**WHAT YOU SHOULD DO**
Within the material below, find each line bearing the word "Local" and present it.

[Dataset records]
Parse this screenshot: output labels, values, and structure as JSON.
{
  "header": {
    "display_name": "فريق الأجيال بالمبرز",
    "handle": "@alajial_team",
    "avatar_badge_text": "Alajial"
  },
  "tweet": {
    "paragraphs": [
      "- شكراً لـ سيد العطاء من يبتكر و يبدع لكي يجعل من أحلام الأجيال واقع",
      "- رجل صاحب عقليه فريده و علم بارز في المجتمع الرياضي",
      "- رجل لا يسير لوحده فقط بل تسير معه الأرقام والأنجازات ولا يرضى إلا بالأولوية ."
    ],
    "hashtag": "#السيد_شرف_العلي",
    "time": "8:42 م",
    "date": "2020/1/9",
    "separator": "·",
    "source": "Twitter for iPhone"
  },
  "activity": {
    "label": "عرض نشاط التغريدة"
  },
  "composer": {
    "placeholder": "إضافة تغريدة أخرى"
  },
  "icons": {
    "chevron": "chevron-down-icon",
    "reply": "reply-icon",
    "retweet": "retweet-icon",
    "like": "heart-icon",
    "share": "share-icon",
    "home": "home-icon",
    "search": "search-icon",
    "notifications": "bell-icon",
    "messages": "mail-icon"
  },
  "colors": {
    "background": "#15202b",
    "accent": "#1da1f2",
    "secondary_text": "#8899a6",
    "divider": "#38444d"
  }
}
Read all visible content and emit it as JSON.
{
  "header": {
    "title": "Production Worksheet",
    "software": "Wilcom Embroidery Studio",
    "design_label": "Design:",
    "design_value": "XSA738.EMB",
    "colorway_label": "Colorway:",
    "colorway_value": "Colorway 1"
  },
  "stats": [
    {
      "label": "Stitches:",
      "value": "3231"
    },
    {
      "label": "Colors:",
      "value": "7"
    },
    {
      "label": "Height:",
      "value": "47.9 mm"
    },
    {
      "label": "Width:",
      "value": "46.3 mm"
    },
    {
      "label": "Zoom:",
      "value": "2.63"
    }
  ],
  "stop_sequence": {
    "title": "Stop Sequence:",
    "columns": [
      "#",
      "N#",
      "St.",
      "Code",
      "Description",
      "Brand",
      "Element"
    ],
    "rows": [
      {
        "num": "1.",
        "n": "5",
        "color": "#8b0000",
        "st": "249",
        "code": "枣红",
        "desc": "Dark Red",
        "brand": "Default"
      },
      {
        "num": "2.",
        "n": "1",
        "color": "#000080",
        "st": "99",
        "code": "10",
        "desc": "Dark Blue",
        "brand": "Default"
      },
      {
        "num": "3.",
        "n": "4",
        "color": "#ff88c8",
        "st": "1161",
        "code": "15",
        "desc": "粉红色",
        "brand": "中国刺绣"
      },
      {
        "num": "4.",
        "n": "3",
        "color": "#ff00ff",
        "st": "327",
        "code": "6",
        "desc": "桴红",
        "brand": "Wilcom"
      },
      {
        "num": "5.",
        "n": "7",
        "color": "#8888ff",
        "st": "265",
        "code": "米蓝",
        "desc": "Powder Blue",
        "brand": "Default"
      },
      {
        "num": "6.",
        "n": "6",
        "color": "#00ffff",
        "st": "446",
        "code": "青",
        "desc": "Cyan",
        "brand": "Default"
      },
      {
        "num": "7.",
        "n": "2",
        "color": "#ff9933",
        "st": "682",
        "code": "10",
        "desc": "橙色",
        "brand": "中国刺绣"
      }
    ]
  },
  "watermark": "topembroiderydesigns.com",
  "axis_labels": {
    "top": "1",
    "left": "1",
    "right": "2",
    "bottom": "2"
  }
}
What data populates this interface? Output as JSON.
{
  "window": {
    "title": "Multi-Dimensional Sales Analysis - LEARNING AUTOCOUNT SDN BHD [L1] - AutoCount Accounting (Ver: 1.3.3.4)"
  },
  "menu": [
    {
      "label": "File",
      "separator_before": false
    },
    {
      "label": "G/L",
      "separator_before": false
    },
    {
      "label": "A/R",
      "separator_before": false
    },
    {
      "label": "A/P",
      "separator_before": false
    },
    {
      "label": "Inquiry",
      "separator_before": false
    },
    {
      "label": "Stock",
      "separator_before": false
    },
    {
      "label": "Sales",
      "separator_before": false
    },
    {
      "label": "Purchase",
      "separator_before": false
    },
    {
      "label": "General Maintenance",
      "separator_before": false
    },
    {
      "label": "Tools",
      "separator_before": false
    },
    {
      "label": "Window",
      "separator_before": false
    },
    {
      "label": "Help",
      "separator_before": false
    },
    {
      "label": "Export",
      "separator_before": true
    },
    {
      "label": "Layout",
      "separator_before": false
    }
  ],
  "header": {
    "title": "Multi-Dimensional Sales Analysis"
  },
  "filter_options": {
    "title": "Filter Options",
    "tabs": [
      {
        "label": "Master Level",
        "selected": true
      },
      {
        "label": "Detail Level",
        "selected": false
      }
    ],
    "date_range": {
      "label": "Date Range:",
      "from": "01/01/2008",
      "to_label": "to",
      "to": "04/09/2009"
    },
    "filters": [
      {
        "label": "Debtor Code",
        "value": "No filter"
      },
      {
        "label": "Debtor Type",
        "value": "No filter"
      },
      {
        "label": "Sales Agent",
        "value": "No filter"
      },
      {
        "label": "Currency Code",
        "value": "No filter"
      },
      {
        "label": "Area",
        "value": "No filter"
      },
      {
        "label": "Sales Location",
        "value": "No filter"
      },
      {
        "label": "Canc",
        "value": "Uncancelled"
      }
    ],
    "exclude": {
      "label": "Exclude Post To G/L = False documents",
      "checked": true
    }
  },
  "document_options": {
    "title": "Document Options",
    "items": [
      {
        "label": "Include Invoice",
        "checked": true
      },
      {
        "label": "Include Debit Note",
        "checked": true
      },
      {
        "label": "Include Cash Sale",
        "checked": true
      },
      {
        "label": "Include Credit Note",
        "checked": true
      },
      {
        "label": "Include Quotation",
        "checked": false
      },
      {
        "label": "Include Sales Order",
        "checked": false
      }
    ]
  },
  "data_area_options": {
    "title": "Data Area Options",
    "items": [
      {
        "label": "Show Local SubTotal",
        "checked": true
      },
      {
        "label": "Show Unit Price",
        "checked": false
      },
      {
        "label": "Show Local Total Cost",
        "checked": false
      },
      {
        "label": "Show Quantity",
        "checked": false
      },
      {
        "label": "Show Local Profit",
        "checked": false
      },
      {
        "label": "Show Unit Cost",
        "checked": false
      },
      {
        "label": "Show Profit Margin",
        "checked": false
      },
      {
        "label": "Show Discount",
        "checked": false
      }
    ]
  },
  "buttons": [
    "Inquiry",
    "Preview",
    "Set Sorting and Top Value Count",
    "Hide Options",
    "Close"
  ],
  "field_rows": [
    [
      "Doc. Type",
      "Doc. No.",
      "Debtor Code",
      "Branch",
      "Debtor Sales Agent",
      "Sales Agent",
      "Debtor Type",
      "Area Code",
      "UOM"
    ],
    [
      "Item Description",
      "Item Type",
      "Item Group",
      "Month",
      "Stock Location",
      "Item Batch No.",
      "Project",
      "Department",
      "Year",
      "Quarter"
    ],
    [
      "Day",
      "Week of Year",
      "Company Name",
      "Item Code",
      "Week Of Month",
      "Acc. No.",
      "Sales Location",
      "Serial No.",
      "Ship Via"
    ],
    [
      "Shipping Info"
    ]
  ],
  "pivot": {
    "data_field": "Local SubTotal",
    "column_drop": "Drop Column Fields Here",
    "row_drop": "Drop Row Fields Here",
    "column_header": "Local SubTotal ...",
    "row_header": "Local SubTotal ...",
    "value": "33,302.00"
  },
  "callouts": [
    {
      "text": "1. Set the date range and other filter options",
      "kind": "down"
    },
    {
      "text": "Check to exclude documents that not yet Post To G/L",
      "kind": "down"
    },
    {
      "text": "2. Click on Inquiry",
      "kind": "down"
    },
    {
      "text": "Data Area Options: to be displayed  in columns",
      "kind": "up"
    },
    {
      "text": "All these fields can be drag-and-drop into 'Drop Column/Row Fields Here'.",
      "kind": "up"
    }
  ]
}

**RESULT OF THE EXERCISE**
        "label": "Show Local SubTotal",
        "label": "Show Local Total Cost",
        "label": "Show Local Profit",
    "data_field": "Local SubTotal",
    "column_header": "Local SubTotal ...",
    "row_header": "Local SubTotal ...",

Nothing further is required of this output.